* Exercise: Write out the entries below once more, exactly, with the pictures left out.

* Material for the task:
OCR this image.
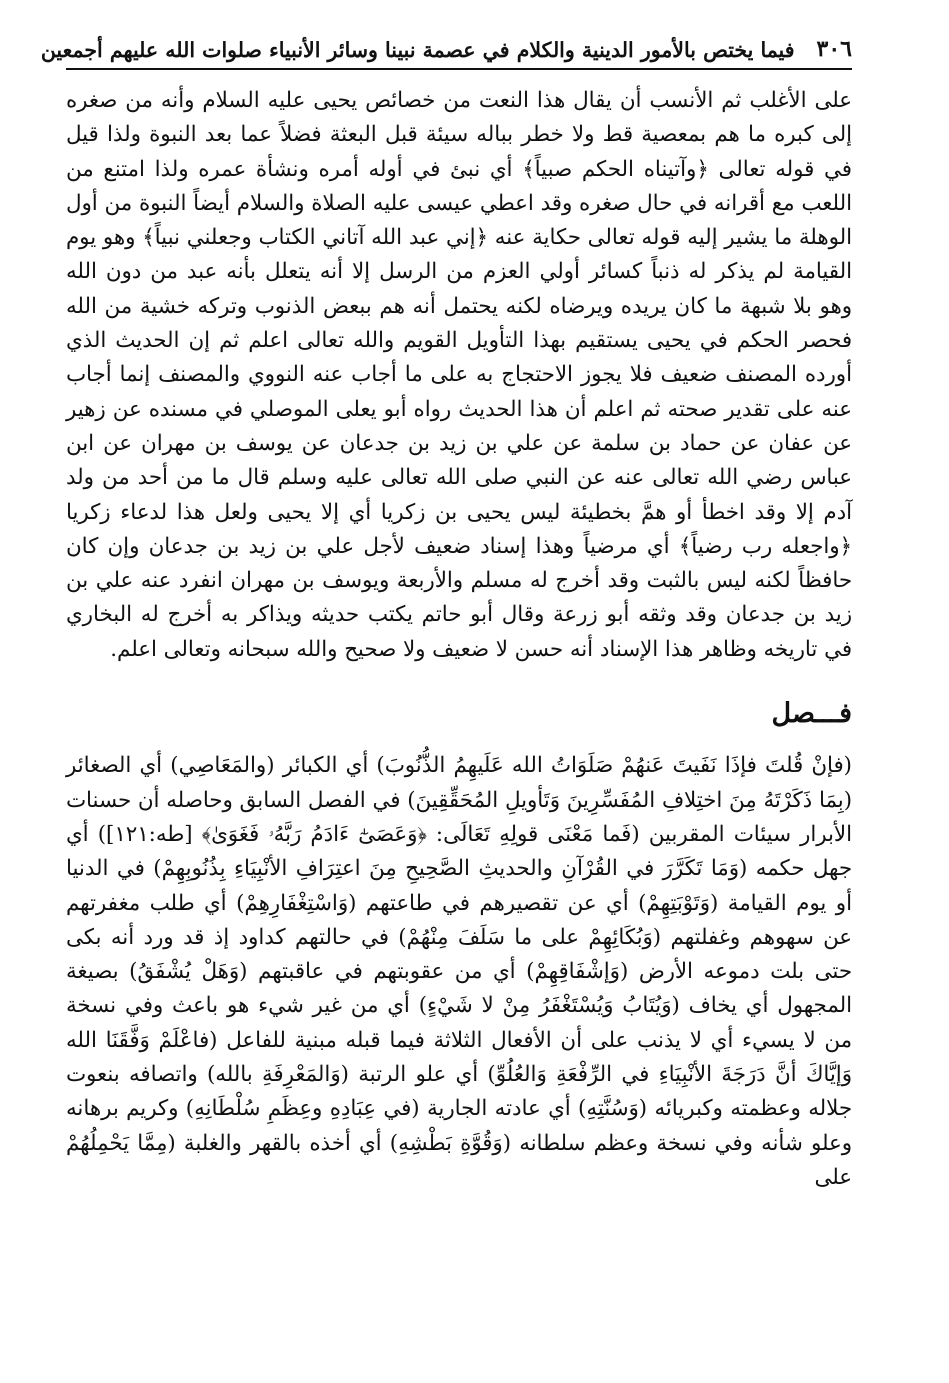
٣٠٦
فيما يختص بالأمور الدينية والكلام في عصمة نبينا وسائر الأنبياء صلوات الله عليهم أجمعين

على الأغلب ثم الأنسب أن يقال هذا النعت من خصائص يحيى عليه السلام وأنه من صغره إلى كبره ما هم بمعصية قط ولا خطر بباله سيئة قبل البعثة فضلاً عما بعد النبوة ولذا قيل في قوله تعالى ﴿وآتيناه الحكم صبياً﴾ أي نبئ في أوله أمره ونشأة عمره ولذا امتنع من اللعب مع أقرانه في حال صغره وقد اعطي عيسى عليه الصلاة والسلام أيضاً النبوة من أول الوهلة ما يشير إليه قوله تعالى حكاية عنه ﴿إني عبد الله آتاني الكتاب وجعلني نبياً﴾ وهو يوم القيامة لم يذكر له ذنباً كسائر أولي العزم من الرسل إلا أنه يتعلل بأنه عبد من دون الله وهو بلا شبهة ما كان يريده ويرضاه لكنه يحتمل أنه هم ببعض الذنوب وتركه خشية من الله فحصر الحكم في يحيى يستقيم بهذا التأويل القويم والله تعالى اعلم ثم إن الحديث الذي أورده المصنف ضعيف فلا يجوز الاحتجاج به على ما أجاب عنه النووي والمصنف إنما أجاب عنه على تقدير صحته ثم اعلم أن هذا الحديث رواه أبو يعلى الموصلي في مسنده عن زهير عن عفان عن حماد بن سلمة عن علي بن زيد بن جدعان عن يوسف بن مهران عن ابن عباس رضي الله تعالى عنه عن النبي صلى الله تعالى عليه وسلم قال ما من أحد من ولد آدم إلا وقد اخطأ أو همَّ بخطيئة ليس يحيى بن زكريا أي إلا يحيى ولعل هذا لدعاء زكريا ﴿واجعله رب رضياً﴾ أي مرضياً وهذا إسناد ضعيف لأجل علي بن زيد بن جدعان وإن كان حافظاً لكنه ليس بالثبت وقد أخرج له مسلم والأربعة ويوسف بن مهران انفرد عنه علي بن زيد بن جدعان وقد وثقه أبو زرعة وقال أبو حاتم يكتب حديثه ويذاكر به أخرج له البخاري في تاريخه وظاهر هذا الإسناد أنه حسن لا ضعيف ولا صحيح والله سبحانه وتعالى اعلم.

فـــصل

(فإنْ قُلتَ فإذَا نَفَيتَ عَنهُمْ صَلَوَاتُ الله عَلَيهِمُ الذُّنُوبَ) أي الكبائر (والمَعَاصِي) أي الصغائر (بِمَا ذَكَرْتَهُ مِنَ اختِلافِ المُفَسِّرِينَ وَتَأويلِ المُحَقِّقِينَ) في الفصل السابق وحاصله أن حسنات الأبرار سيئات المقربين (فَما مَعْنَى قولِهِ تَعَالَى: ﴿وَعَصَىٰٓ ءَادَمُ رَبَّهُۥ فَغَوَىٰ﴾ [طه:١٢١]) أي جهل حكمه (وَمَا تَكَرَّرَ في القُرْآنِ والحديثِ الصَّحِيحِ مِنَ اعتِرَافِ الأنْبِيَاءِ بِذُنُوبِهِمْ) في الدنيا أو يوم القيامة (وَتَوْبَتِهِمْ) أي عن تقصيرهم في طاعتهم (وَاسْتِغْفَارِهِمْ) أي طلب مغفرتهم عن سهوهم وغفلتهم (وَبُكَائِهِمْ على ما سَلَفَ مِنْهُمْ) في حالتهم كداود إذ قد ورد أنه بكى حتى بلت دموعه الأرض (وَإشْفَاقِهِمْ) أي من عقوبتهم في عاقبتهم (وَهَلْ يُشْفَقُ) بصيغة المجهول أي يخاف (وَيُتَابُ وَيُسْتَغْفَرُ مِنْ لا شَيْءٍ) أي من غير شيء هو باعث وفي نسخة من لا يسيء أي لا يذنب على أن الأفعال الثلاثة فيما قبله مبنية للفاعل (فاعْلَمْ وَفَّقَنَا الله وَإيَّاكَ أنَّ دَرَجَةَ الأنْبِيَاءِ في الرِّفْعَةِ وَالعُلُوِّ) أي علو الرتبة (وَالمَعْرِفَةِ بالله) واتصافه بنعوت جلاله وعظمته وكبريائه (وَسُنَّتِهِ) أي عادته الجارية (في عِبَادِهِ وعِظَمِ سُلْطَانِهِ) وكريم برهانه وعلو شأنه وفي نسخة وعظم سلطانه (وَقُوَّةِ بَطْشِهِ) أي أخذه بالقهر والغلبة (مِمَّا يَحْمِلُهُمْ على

* Response below:
OCR this image.
٣٠٦
فيما يختص بالأمور الدينية والكلام في عصمة نبينا وسائر الأنبياء صلوات الله عليهم أجمعين

على الأغلب ثم الأنسب أن يقال هذا النعت من خصائص يحيى عليه السلام وأنه من صغره إلى كبره ما هم بمعصية قط ولا خطر بباله سيئة قبل البعثة فضلاً عما بعد النبوة ولذا قيل في قوله تعالى ﴿وآتيناه الحكم صبياً﴾ أي نبئ في أوله أمره ونشأة عمره ولذا امتنع من اللعب مع أقرانه في حال صغره وقد اعطي عيسى عليه الصلاة والسلام أيضاً النبوة من أول الوهلة ما يشير إليه قوله تعالى حكاية عنه ﴿إني عبد الله آتاني الكتاب وجعلني نبياً﴾ وهو يوم القيامة لم يذكر له ذنباً كسائر أولي العزم من الرسل إلا أنه يتعلل بأنه عبد من دون الله وهو بلا شبهة ما كان يريده ويرضاه لكنه يحتمل أنه هم ببعض الذنوب وتركه خشية من الله فحصر الحكم في يحيى يستقيم بهذا التأويل القويم والله تعالى اعلم ثم إن الحديث الذي أورده المصنف ضعيف فلا يجوز الاحتجاج به على ما أجاب عنه النووي والمصنف إنما أجاب عنه على تقدير صحته ثم اعلم أن هذا الحديث رواه أبو يعلى الموصلي في مسنده عن زهير عن عفان عن حماد بن سلمة عن علي بن زيد بن جدعان عن يوسف بن مهران عن ابن عباس رضي الله تعالى عنه عن النبي صلى الله تعالى عليه وسلم قال ما من أحد من ولد آدم إلا وقد اخطأ أو همَّ بخطيئة ليس يحيى بن زكريا أي إلا يحيى ولعل هذا لدعاء زكريا ﴿واجعله رب رضياً﴾ أي مرضياً وهذا إسناد ضعيف لأجل علي بن زيد بن جدعان وإن كان حافظاً لكنه ليس بالثبت وقد أخرج له مسلم والأربعة ويوسف بن مهران انفرد عنه علي بن زيد بن جدعان وقد وثقه أبو زرعة وقال أبو حاتم يكتب حديثه ويذاكر به أخرج له البخاري في تاريخه وظاهر هذا الإسناد أنه حسن لا ضعيف ولا صحيح والله سبحانه وتعالى اعلم.

فـــصل

(فإنْ قُلتَ فإذَا نَفَيتَ عَنهُمْ صَلَوَاتُ الله عَلَيهِمُ الذُّنُوبَ) أي الكبائر (والمَعَاصِي) أي الصغائر (بِمَا ذَكَرْتَهُ مِنَ اختِلافِ المُفَسِّرِينَ وَتَأويلِ المُحَقِّقِينَ) في الفصل السابق وحاصله أن حسنات الأبرار سيئات المقربين (فَما مَعْنَى قولِهِ تَعَالَى: ﴿وَعَصَىٰٓ ءَادَمُ رَبَّهُۥ فَغَوَىٰ﴾ [طه:١٢١]) أي جهل حكمه (وَمَا تَكَرَّرَ في القُرْآنِ والحديثِ الصَّحِيحِ مِنَ اعتِرَافِ الأنْبِيَاءِ بِذُنُوبِهِمْ) في الدنيا أو يوم القيامة (وَتَوْبَتِهِمْ) أي عن تقصيرهم في طاعتهم (وَاسْتِغْفَارِهِمْ) أي طلب مغفرتهم عن سهوهم وغفلتهم (وَبُكَائِهِمْ على ما سَلَفَ مِنْهُمْ) في حالتهم كداود إذ قد ورد أنه بكى حتى بلت دموعه الأرض (وَإشْفَاقِهِمْ) أي من عقوبتهم في عاقبتهم (وَهَلْ يُشْفَقُ) بصيغة المجهول أي يخاف (وَيُتَابُ وَيُسْتَغْفَرُ مِنْ لا شَيْءٍ) أي من غير شيء هو باعث وفي نسخة من لا يسيء أي لا يذنب على أن الأفعال الثلاثة فيما قبله مبنية للفاعل (فاعْلَمْ وَفَّقَنَا الله وَإيَّاكَ أنَّ دَرَجَةَ الأنْبِيَاءِ في الرِّفْعَةِ وَالعُلُوِّ) أي علو الرتبة (وَالمَعْرِفَةِ بالله) واتصافه بنعوت جلاله وعظمته وكبريائه (وَسُنَّتِهِ) أي عادته الجارية (في عِبَادِهِ وعِظَمِ سُلْطَانِهِ) وكريم برهانه وعلو شأنه وفي نسخة وعظم سلطانه (وَقُوَّةِ بَطْشِهِ) أي أخذه بالقهر والغلبة (مِمَّا يَحْمِلُهُمْ على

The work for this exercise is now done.